STATED GOAL: What follows is a set of records; restate each one word for word and drop the pictures.

RECORDS SUPPLIED:
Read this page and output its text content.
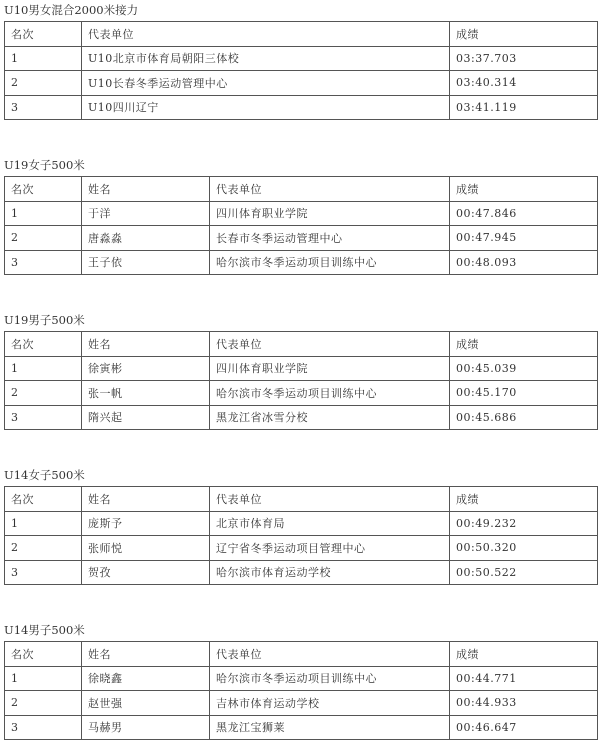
U10男女混合2000米接力
名次	代表单位	成绩
1	U10北京市体育局朝阳三体校	03:37.703
2	U10长春冬季运动管理中心	03:40.314
3	U10四川辽宁	03:41.119
U19女子500米
名次	姓名	代表单位	成绩
1	于洋	四川体育职业学院	00:47.846
2	唐淼淼	长春市冬季运动管理中心	00:47.945
3	王子依	哈尔滨市冬季运动项目训练中心	00:48.093
U19男子500米
名次	姓名	代表单位	成绩
1	徐寅彬	四川体育职业学院	00:45.039
2	张一帆	哈尔滨市冬季运动项目训练中心	00:45.170
3	隋兴起	黑龙江省冰雪分校	00:45.686
U14女子500米
名次	姓名	代表单位	成绩
1	庞斯予	北京市体育局	00:49.232
2	张师悦	辽宁省冬季运动项目管理中心	00:50.320
3	贺孜	哈尔滨市体育运动学校	00:50.522
U14男子500米
名次	姓名	代表单位	成绩
1	徐晓鑫	哈尔滨市冬季运动项目训练中心	00:44.771
2	赵世强	吉林市体育运动学校	00:44.933
3	马赫男	黑龙江宝狮莱	00:46.647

FULL ANSWER:
Read this page and output its text content.
U10男女混合2000米接力
名次	代表单位	成绩
1	U10北京市体育局朝阳三体校	03:37.703
2	U10长春冬季运动管理中心	03:40.314
3	U10四川辽宁	03:41.119
U19女子500米
名次	姓名	代表单位	成绩
1	于洋	四川体育职业学院	00:47.846
2	唐淼淼	长春市冬季运动管理中心	00:47.945
3	王子依	哈尔滨市冬季运动项目训练中心	00:48.093
U19男子500米
名次	姓名	代表单位	成绩
1	徐寅彬	四川体育职业学院	00:45.039
2	张一帆	哈尔滨市冬季运动项目训练中心	00:45.170
3	隋兴起	黑龙江省冰雪分校	00:45.686
U14女子500米
名次	姓名	代表单位	成绩
1	庞斯予	北京市体育局	00:49.232
2	张师悦	辽宁省冬季运动项目管理中心	00:50.320
3	贺孜	哈尔滨市体育运动学校	00:50.522
U14男子500米
名次	姓名	代表单位	成绩
1	徐晓鑫	哈尔滨市冬季运动项目训练中心	00:44.771
2	赵世强	吉林市体育运动学校	00:44.933
3	马赫男	黑龙江宝狮莱	00:46.647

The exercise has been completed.